• **할 일**
a. 이진 행렬 최단 경로 풀이 글의 코드에서 grid[0][0]이나 grid[-1][-1]이 0이 아니면 함수는 어떤 값을 반환하나요?
b. 이진 행렬 최단 경로 풀이 글에서 "offset을 tuple의 묶음으로"부터 "qu = deque()"까지를 한 글자도 바꾸지 말고 베껴 쓰세요.
c. 이진 행렬 최단 경로 풀이 글을 마지막 줄 다음부터 이어서 써 주세요.

• **발췌문**
• • • • •
Today's Challenge

https://leetcode.com/problems/shortest-path-in-binary-matrix/

Shortest Path in Binary Matrix - LeetCode

offset을 tuple의 묶음으로 표시할 수 있는 걸 배움
나머지는 bfs의 연속인 듯. 일단 최소 비용을 1로 놓고 시작. (2 x 2 인 경우)

class Solution:
    def shortestPathBinaryMatrix(self, grid: List[List[int]]) -> int:
        if grid[0][0] or grid[-1][-1]:
            return -1
        n = len(grid)
        
        offsets = [(-1, -1), (-1, 0), (-1, 1), (0, -1), (0, 1), (1, -1), (1, 0), (1, 1)]
        qu = deque()
        qu.append((0, 0))
        visited = {(0, 0)}
        
        def get_adj(x, y):
            for x_offset, y_offset in offsets:
                nx = x + x_offset
                ny = y + y_offset
                
                if 0 <= nx < n and 0 <= ny < n and not grid[nx][ny] and (nx, ny) not in visited:
                    yield (nx, ny)
• • • • •
• **데이터 목록**
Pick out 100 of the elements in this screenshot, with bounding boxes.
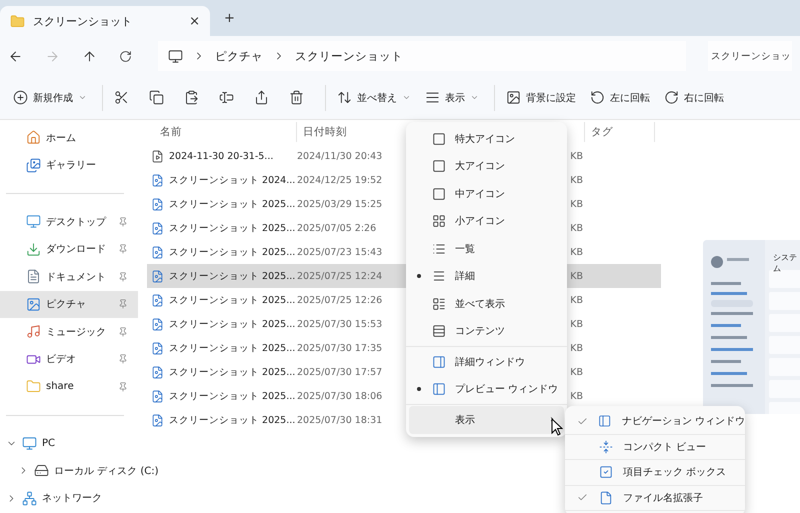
• • • • •
• **답안**
a. -1을 반환합니다.

b.
offset을 tuple의 묶음으로 표시할 수 있는 걸 배움
나머지는 bfs의 연속인 듯. 일단 최소 비용을 1로 놓고 시작. (2 x 2 인 경우)

class Solution:
    def shortestPathBinaryMatrix(self, grid: List[List[int]]) -> int:
        if grid[0][0] or grid[-1][-1]:
            return -1
        n = len(grid)
        
        offsets = [(-1, -1), (-1, 0), (-1, 1), (0, -1), (0, 1), (1, -1), (1, 0), (1, 1)]
        qu = deque()

c.
            
        cur = 1
        while qu:
            l = len(qu)
            
            for _ in range(l):
                r, c = qu.popleft()
                
                if r == n-1 and c == n-1:
                    return cur
                
                for p in get_adj(r, c):
                    visited.add(p)
                    qu.append(p)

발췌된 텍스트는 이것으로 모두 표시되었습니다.